:: Exercises ::
**A.** List every constitutional amendment that the Second Amendment passage below names.
**B.** Continue the Second Amendment passage below, beginning after its final sentence.

:: Given passage ::
☆ ☆ ☆ ☆ ☆ ☆ ☆

There Is Only One Way The Second Amendment Can Be In Complete Accord...
...with the rest of the Constitution, and that is if it forbids the several states to infringe the RKBA as well as it forbids the Congress to infringe the RKBA.
I hear a lot of people touting that the 'Bill of Rights" only applied(applies) to the Union. No one has ever provided proof of that, other than for the obvious First Amendment prior to the Fourteenth Amendment.
The Second Amendment and the Tenth Amendment protect our right to keep and bear arms. First, per the Tenth, there is no power delegated to the federal government in the Constitution that would allow it to control the people's keeping and/or bearing of arms. Next, the Second Amendment - a prohibition on legislation that would infringe the people's right to keep and bear arms - would come under the heading of a power prohibited to the states as well as the federal government. Thirdly, Article I, Section 8, Clause (16), gives the Congress power to actually provide the militia - that's We the People who are not in the regular military services - with arms.

☆ ☆ ☆ ☆ ☆ ☆ ☆

:: Information shown ::
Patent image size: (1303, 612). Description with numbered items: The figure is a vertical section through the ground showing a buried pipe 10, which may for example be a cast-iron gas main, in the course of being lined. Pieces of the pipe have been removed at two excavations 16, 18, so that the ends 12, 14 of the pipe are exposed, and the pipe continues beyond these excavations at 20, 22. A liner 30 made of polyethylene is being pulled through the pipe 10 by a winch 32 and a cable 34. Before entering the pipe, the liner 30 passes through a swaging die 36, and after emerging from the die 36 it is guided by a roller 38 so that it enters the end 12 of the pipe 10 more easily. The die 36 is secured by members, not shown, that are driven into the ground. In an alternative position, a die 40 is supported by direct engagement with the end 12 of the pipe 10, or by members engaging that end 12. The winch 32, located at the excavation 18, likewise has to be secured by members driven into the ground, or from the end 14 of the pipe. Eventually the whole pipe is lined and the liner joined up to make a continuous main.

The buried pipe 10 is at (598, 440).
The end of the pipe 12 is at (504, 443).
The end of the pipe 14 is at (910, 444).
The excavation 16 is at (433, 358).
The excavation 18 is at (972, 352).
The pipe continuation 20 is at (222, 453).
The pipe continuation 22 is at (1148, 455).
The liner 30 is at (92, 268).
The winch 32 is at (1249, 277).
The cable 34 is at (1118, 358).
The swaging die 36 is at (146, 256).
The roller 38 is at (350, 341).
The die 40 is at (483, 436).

☆ ☆ ☆ ☆ ☆ ☆ ☆

:: Responses to the exercise ::
**A.** Second Amendment, First Amendment, Fourteenth Amendment, Tenth Amendment

**B.**
With that in mind, refer to Article I, Section 10, Clause 3 of the Constitution where it says, "No state shall, without the consent of Congress,.....,keep troops,..., in time of peace.
Now, to whom shall the federal government provide those arms if the states are forbidden to keep troops? Why, to the people, of course! The only force a state may hold is something authorized by Congress. However, the militia is to remain forever ready to be called forth by Congress as authorized by Article I, Section 8, Clause 15. And what comprises the militia? The people. This is still true even in the light of the National Defense Act of 1916 which provided for organizing a part of the militia to be held ready for employment in the service of the United States. That Act did neither eliminate the need for a well regulated militia nor has the Constitution been amended to cancel or to ignore or deny in any way that the militia exists. Now, that truth calls forth another undeniable truth.
THE MILITIA existed prior to the Constitution and any of the states. The militia is spoken of in the Constitution in that preexistent tense. The Constitution did not create the militia. None of the states created the militia. The Second Amendment did not create the militia. The Constitution only talks of arming, organizing, disciplining, and calling forth the militia. The Second Amendment protects the Right of the People to Keep and Bear Arms so that the militia might be well regulated (armed and trained) in their use to maintain freedom. And, again, who is the militia? The people.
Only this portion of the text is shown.